• _Problem statement_: Check every line in the records below for the word "through" and report how many have it, nothing more.

= = =

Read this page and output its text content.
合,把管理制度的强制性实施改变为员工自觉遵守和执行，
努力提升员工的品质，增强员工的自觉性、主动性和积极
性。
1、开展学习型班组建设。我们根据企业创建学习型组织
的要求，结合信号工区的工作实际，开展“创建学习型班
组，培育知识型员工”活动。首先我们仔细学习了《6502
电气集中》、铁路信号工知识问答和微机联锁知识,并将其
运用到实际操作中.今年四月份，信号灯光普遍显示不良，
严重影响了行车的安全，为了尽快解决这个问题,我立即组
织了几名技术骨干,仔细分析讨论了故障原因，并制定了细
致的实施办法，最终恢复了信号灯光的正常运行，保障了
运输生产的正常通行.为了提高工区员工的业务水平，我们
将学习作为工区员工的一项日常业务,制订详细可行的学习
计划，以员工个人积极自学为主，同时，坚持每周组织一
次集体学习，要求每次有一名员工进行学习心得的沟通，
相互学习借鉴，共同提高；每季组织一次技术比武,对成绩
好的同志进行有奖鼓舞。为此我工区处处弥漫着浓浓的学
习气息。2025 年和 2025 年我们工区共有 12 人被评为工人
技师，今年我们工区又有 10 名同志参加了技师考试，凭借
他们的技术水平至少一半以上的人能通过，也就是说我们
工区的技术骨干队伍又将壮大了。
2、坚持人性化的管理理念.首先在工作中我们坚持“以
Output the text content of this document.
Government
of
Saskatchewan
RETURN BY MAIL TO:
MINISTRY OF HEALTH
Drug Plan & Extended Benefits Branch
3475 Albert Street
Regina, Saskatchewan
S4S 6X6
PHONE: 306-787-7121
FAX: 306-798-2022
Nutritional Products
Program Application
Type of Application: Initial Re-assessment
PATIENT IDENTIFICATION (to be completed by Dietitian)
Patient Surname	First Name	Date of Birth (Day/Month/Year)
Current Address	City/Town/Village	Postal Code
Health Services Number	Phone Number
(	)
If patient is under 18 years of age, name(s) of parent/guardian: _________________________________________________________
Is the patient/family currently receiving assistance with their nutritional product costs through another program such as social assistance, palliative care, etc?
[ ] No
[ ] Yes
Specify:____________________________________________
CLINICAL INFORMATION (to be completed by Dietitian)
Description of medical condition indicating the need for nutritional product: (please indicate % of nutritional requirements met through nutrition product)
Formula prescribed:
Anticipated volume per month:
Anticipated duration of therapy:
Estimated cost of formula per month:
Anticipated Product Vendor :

= = =

• _Reply_: 2